- **THE PROBLEM**:
How many lines of the records below contain the word "Virgilius"? Answer with the number alone.

Recorded data:
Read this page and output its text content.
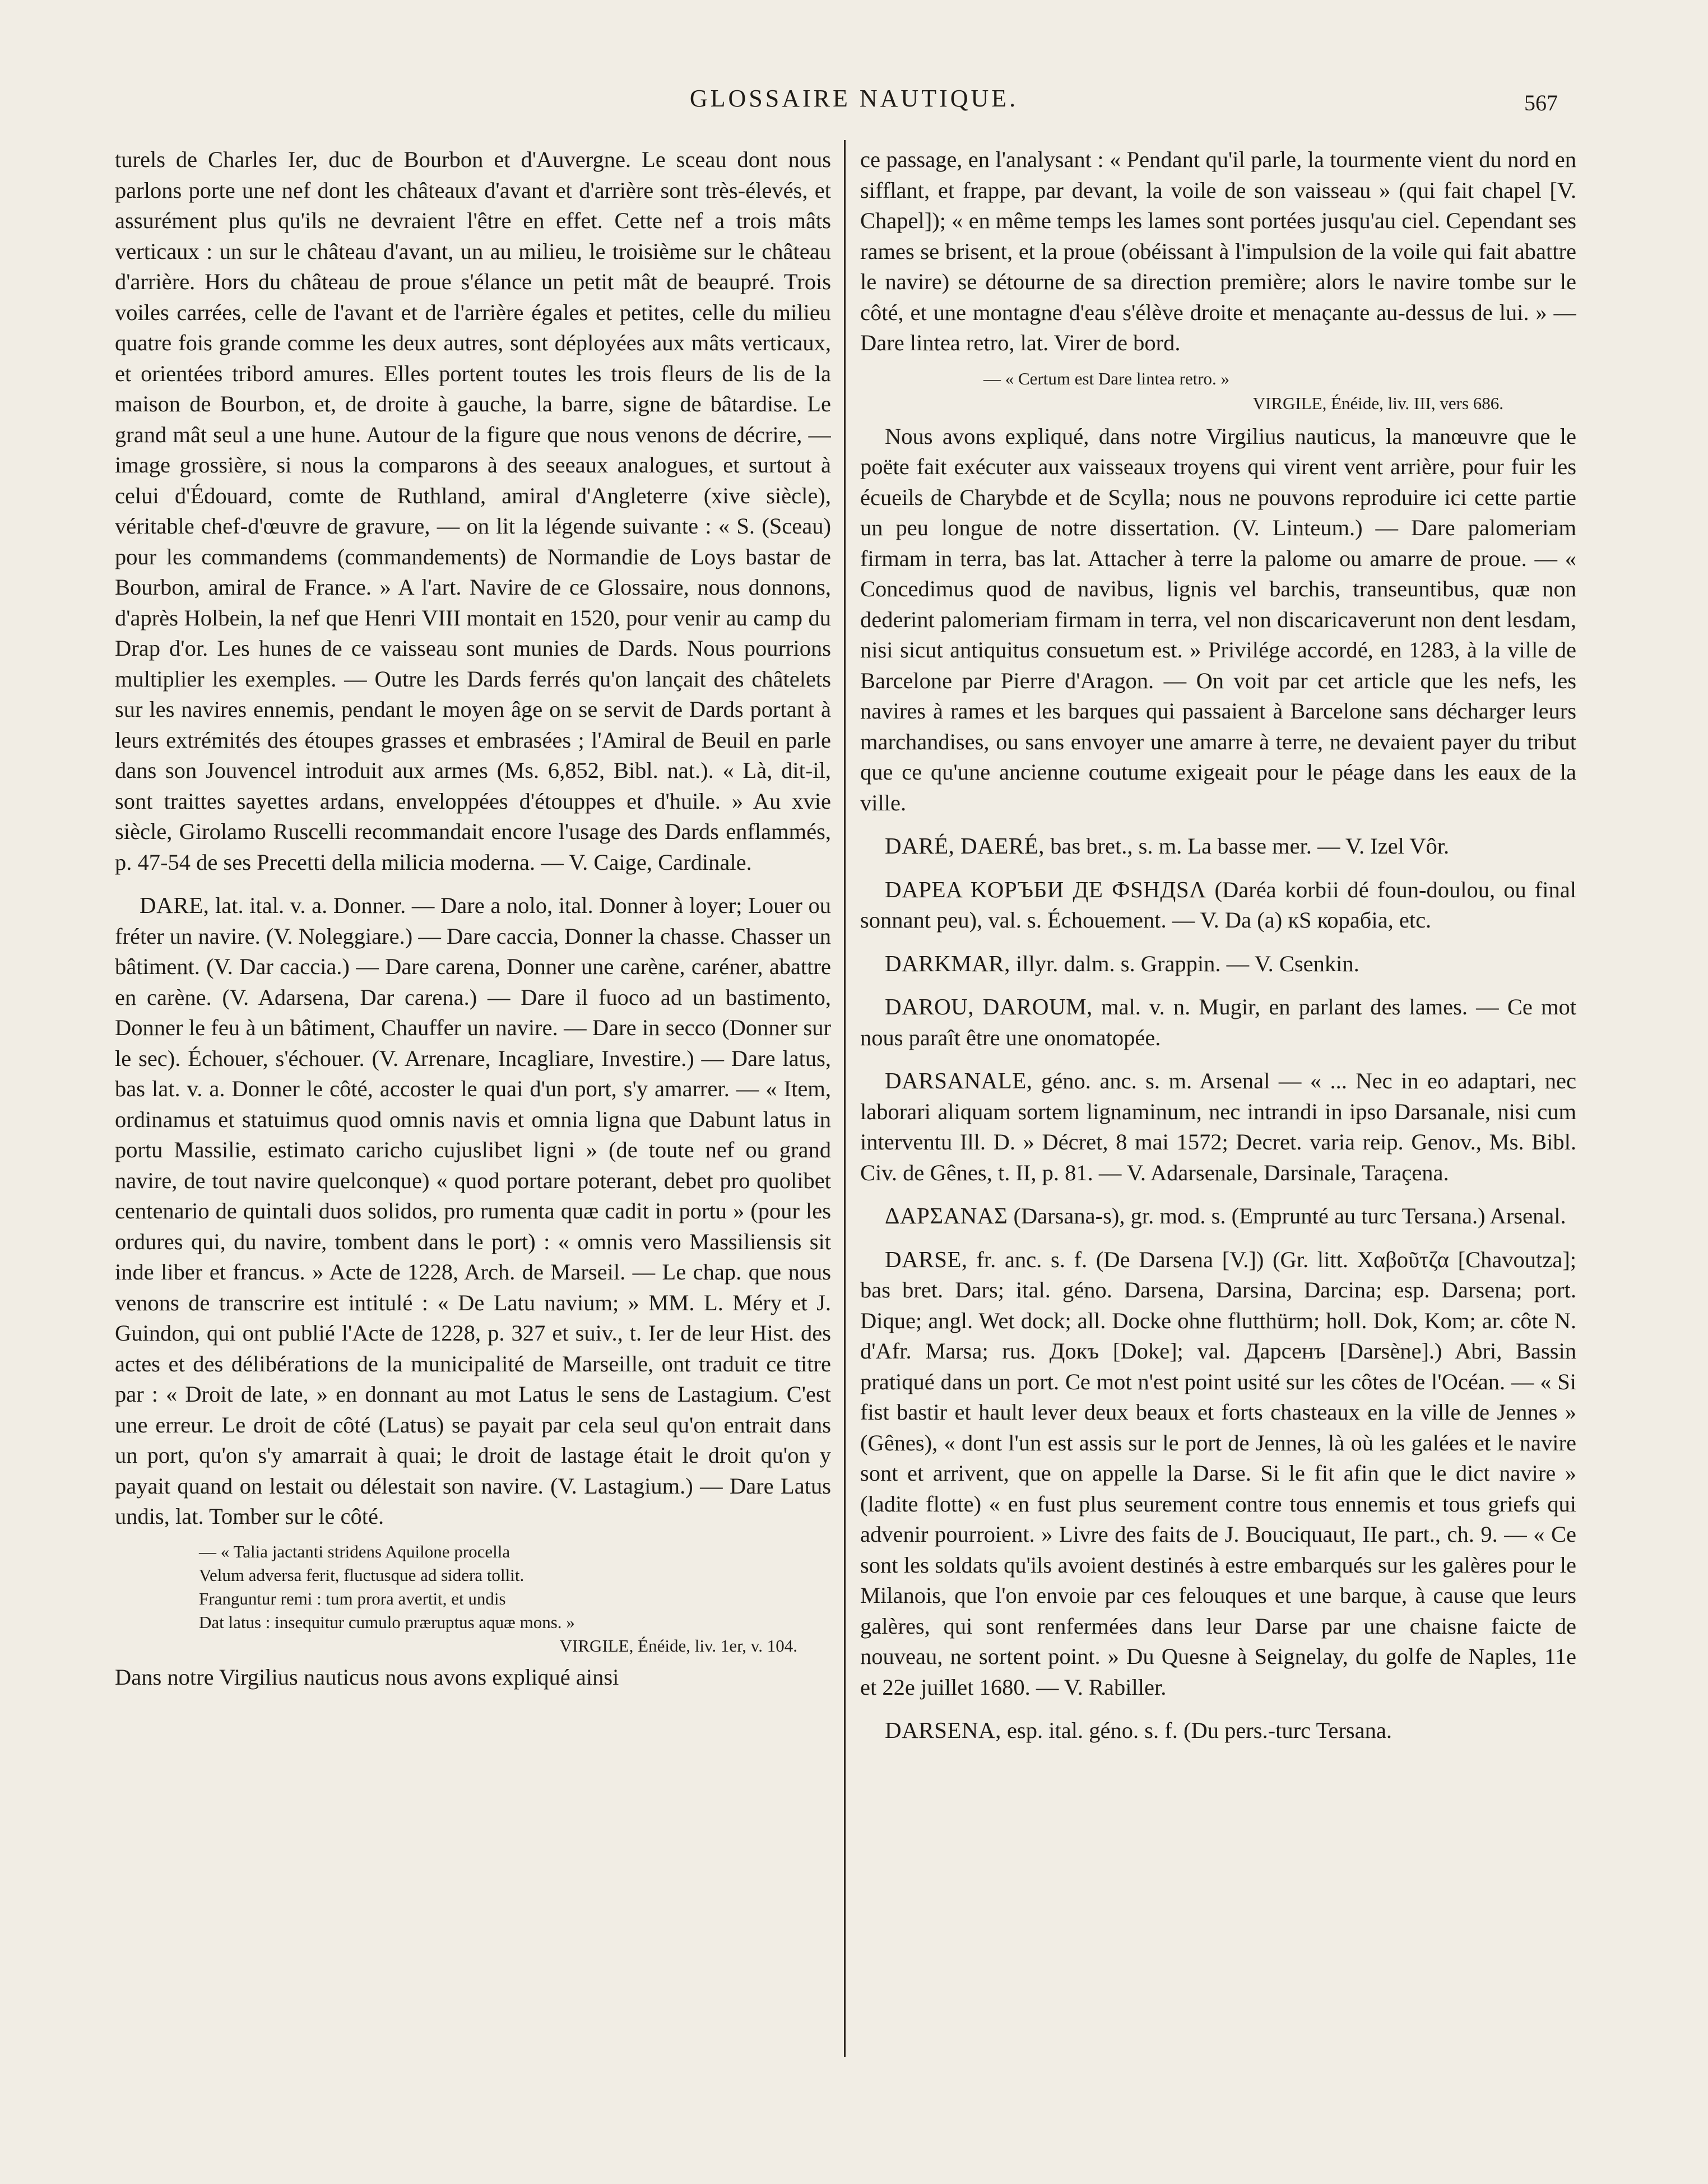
GLOSSAIRE NAUTIQUE.	567

turels de Charles Ier, duc de Bourbon et d'Auvergne. Le sceau dont nous parlons porte une nef dont les châteaux d'avant et d'arrière sont très-élevés, et assurément plus qu'ils ne devraient l'être en effet. Cette nef a trois mâts verticaux : un sur le château d'avant, un au milieu, le troisième sur le château d'arrière. Hors du château de proue s'élance un petit mât de beaupré. Trois voiles carrées, celle de l'avant et de l'arrière égales et petites, celle du milieu quatre fois grande comme les deux autres, sont déployées aux mâts verticaux, et orientées tribord amures. Elles portent toutes les trois fleurs de lis de la maison de Bourbon, et, de droite à gauche, la barre, signe de bâtardise. Le grand mât seul a une hune. Autour de la figure que nous venons de décrire, — image grossière, si nous la comparons à des seeaux analogues, et surtout à celui d'Édouard, comte de Ruthland, amiral d'Angleterre (xive siècle), véritable chef-d'œuvre de gravure, — on lit la légende suivante : « S. (Sceau) pour les commandems (commandements) de Normandie de Loys bastar de Bourbon, amiral de France. » A l'art. Navire de ce Glossaire, nous donnons, d'après Holbein, la nef que Henri VIII montait en 1520, pour venir au camp du Drap d'or. Les hunes de ce vaisseau sont munies de Dards. Nous pourrions multiplier les exemples. — Outre les Dards ferrés qu'on lançait des châtelets sur les navires ennemis, pendant le moyen âge on se servit de Dards portant à leurs extrémités des étoupes grasses et embrasées ; l'Amiral de Beuil en parle dans son Jouvencel introduit aux armes (Ms. 6,852, Bibl. nat.). « Là, dit-il, sont traittes sayettes ardans, enveloppées d'étouppes et d'huile. » Au xvie siècle, Girolamo Ruscelli recommandait encore l'usage des Dards enflammés, p. 47-54 de ses Precetti della milicia moderna. — V. Caige, Cardinale.

DARE, lat. ital. v. a. Donner. — Dare a nolo, ital. Donner à loyer; Louer ou fréter un navire. (V. Noleggiare.) — Dare caccia, Donner la chasse. Chasser un bâtiment. (V. Dar caccia.) — Dare carena, Donner une carène, caréner, abattre en carène. (V. Adarsena, Dar carena.) — Dare il fuoco ad un bastimento, Donner le feu à un bâtiment, Chauffer un navire. — Dare in secco (Donner sur le sec). Échouer, s'échouer. (V. Arrenare, Incagliare, Investire.) — Dare latus, bas lat. v. a. Donner le côté, accoster le quai d'un port, s'y amarrer. — « Item, ordinamus et statuimus quod omnis navis et omnia ligna que Dabunt latus in portu Massilie, estimato caricho cujuslibet ligni » (de toute nef ou grand navire, de tout navire quelconque) « quod portare poterant, debet pro quolibet centenario de quintali duos solidos, pro rumenta quæ cadit in portu » (pour les ordures qui, du navire, tombent dans le port) : « omnis vero Massiliensis sit inde liber et francus. » Acte de 1228, Arch. de Marseil. — Le chap. que nous venons de transcrire est intitulé : « De Latu navium; » MM. L. Méry et J. Guindon, qui ont publié l'Acte de 1228, p. 327 et suiv., t. Ier de leur Hist. des actes et des délibérations de la municipalité de Marseille, ont traduit ce titre par : « Droit de late, » en donnant au mot Latus le sens de Lastagium. C'est une erreur. Le droit de côté (Latus) se payait par cela seul qu'on entrait dans un port, qu'on s'y amarrait à quai; le droit de lastage était le droit qu'on y payait quand on lestait ou délestait son navire. (V. Lastagium.) — Dare Latus undis, lat. Tomber sur le côté.

— « Talia jactanti stridens Aquilone procella
Velum adversa ferit, fluctusque ad sidera tollit.
Franguntur remi : tum prora avertit, et undis
Dat latus : insequitur cumulo præruptus aquæ mons. »
VIRGILE, Énéide, liv. 1er, v. 104.

Dans notre Virgilius nauticus nous avons expliqué ainsi

ce passage, en l'analysant : « Pendant qu'il parle, la tourmente vient du nord en sifflant, et frappe, par devant, la voile de son vaisseau » (qui fait chapel [V. Chapel]); « en même temps les lames sont portées jusqu'au ciel. Cependant ses rames se brisent, et la proue (obéissant à l'impulsion de la voile qui fait abattre le navire) se détourne de sa direction première; alors le navire tombe sur le côté, et une montagne d'eau s'élève droite et menaçante au-dessus de lui. » — Dare lintea retro, lat. Virer de bord.

— « Certum est Dare lintea retro. »
VIRGILE, Énéide, liv. III, vers 686.

Nous avons expliqué, dans notre Virgilius nauticus, la manœuvre que le poëte fait exécuter aux vaisseaux troyens qui virent vent arrière, pour fuir les écueils de Charybde et de Scylla; nous ne pouvons reproduire ici cette partie un peu longue de notre dissertation. (V. Linteum.) — Dare palomeriam firmam in terra, bas lat. Attacher à terre la palome ou amarre de proue. — « Concedimus quod de navibus, lignis vel barchis, transeuntibus, quæ non dederint palomeriam firmam in terra, vel non discaricaverunt non dent lesdam, nisi sicut antiquitus consuetum est. » Privilége accordé, en 1283, à la ville de Barcelone par Pierre d'Aragon. — On voit par cet article que les nefs, les navires à rames et les barques qui passaient à Barcelone sans décharger leurs marchandises, ou sans envoyer une amarre à terre, ne devaient payer du tribut que ce qu'une ancienne coutume exigeait pour le péage dans les eaux de la ville.

DARÉ, DAERÉ, bas bret., s. m. La basse mer. — V. Izel Vôr.

DAPEA KOPЪБИ ДЕ ФЅНДЅΛ (Daréa korbii dé foun-doulou, ou final sonnant peu), val. s. Échouement. — V. Da (a) кЅ корабіа, etc.

DARKMAR, illyr. dalm. s. Grappin. — V. Csenkin.

DAROU, DAROUM, mal. v. n. Mugir, en parlant des lames. — Ce mot nous paraît être une onomatopée.

DARSANALE, géno. anc. s. m. Arsenal — « ... Nec in eo adaptari, nec laborari aliquam sortem lignaminum, nec intrandi in ipso Darsanale, nisi cum interventu Ill. D. » Décret, 8 mai 1572; Decret. varia reip. Genov., Ms. Bibl. Civ. de Gênes, t. II, p. 81. — V. Adarsenale, Darsinale, Taraçena.

ΔΑΡΣΑΝΑΣ (Darsana-s), gr. mod. s. (Emprunté au turc Tersana.) Arsenal.

DARSE, fr. anc. s. f. (De Darsena [V.]) (Gr. litt. Χαβοῦτζα [Chavoutza]; bas bret. Dars; ital. géno. Darsena, Darsina, Darcina; esp. Darsena; port. Dique; angl. Wet dock; all. Docke ohne flutthürm; holl. Dok, Kom; ar. côte N. d'Afr. Marsa; rus. Докъ [Doke]; val. Дарсенъ [Darsène].) Abri, Bassin pratiqué dans un port. Ce mot n'est point usité sur les côtes de l'Océan. — « Si fist bastir et hault lever deux beaux et forts chasteaux en la ville de Jennes » (Gênes), « dont l'un est assis sur le port de Jennes, là où les galées et le navire sont et arrivent, que on appelle la Darse. Si le fit afin que le dict navire » (ladite flotte) « en fust plus seurement contre tous ennemis et tous griefs qui advenir pourroient. » Livre des faits de J. Bouciquaut, IIe part., ch. 9. — « Ce sont les soldats qu'ils avoient destinés à estre embarqués sur les galères pour le Milanois, que l'on envoie par ces felouques et une barque, à cause que leurs galères, qui sont renfermées dans leur Darse par une chaisne faicte de nouveau, ne sortent point. » Du Quesne à Seignelay, du golfe de Naples, 11e et 22e juillet 1680. — V. Rabiller.

DARSENA, esp. ital. géno. s. f. (Du pers.-turc Tersana.
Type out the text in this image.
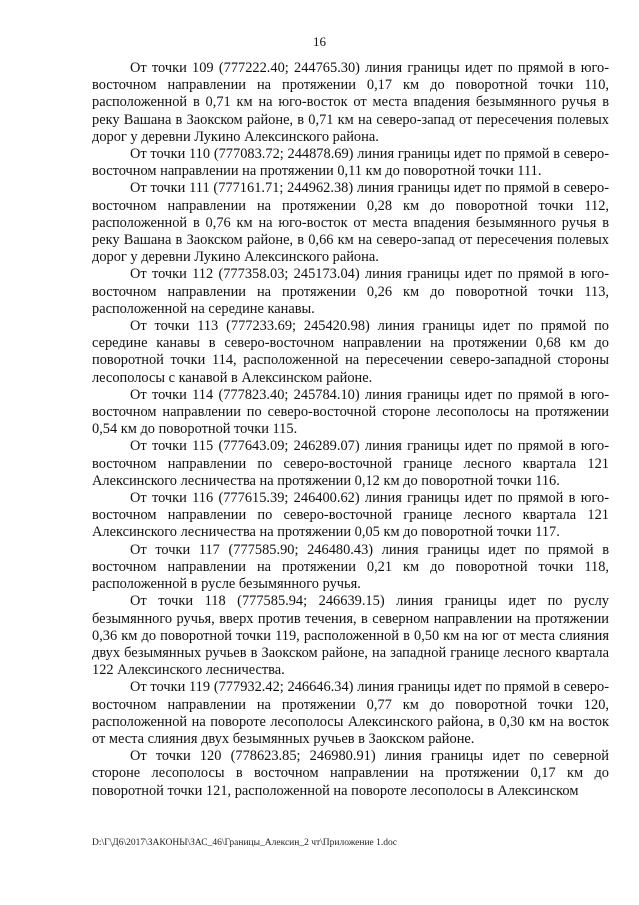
16

От точки 109 (777222.40; 244765.30) линия границы идет по прямой в юго-восточном направлении на протяжении 0,17 км до поворотной точки 110, расположенной в 0,71 км на юго-восток от места впадения безымянного ручья в реку Вашана в Заокском районе, в 0,71 км на северо-запад от пересечения полевых дорог у деревни Лукино Алексинского района.

От точки 110 (777083.72; 244878.69) линия границы идет по прямой в северо-восточном направлении на протяжении 0,11 км до поворотной точки 111.

От точки 111 (777161.71; 244962.38) линия границы идет по прямой в северо-восточном направлении на протяжении 0,28 км до поворотной точки 112, расположенной в 0,76 км на юго-восток от места впадения безымянного ручья в реку Вашана в Заокском районе, в 0,66 км на северо-запад от пересечения полевых дорог у деревни Лукино Алексинского района.

От точки 112 (777358.03; 245173.04) линия границы идет по прямой в юго-восточном направлении на протяжении 0,26 км до поворотной точки 113, расположенной на середине канавы.

От точки 113 (777233.69; 245420.98) линия границы идет по прямой по середине канавы в северо-восточном направлении на протяжении 0,68 км до поворотной точки 114, расположенной на пересечении северо-западной стороны лесополосы с канавой в Алексинском районе.

От точки 114 (777823.40; 245784.10) линия границы идет по прямой в юго-восточном направлении по северо-восточной стороне лесополосы на протяжении 0,54 км до поворотной точки 115.

От точки 115 (777643.09; 246289.07) линия границы идет по прямой в юго-восточном направлении по северо-восточной границе лесного квартала 121 Алексинского лесничества на протяжении 0,12 км до поворотной точки 116.

От точки 116 (777615.39; 246400.62) линия границы идет по прямой в юго-восточном направлении по северо-восточной границе лесного квартала 121 Алексинского лесничества на протяжении 0,05 км до поворотной точки 117.

От точки 117 (777585.90; 246480.43) линия границы идет по прямой в восточном направлении на протяжении 0,21 км до поворотной точки 118, расположенной в русле безымянного ручья.

От точки 118 (777585.94; 246639.15) линия границы идет по руслу безымянного ручья, вверх против течения, в северном направлении на протяжении 0,36 км до поворотной точки 119, расположенной в 0,50 км на юг от места слияния двух безымянных ручьев в Заокском районе, на западной границе лесного квартала 122 Алексинского лесничества.

От точки 119 (777932.42; 246646.34) линия границы идет по прямой в северо-восточном направлении на протяжении 0,77 км до поворотной точки 120, расположенной на повороте лесополосы Алексинского района, в 0,30 км на восток от места слияния двух безымянных ручьев в Заокском районе.

От точки 120 (778623.85; 246980.91) линия границы идет по северной стороне лесополосы в восточном направлении на протяжении 0,17 км до поворотной точки 121, расположенной на повороте лесополосы в Алексинском

D:\Г\Д6\2017\ЗАКОНЫ\ЗАС_46\Границы_Алексин_2 чт\Приложение 1.doc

- **ANSWER FOR THIS EXERCISE**:
2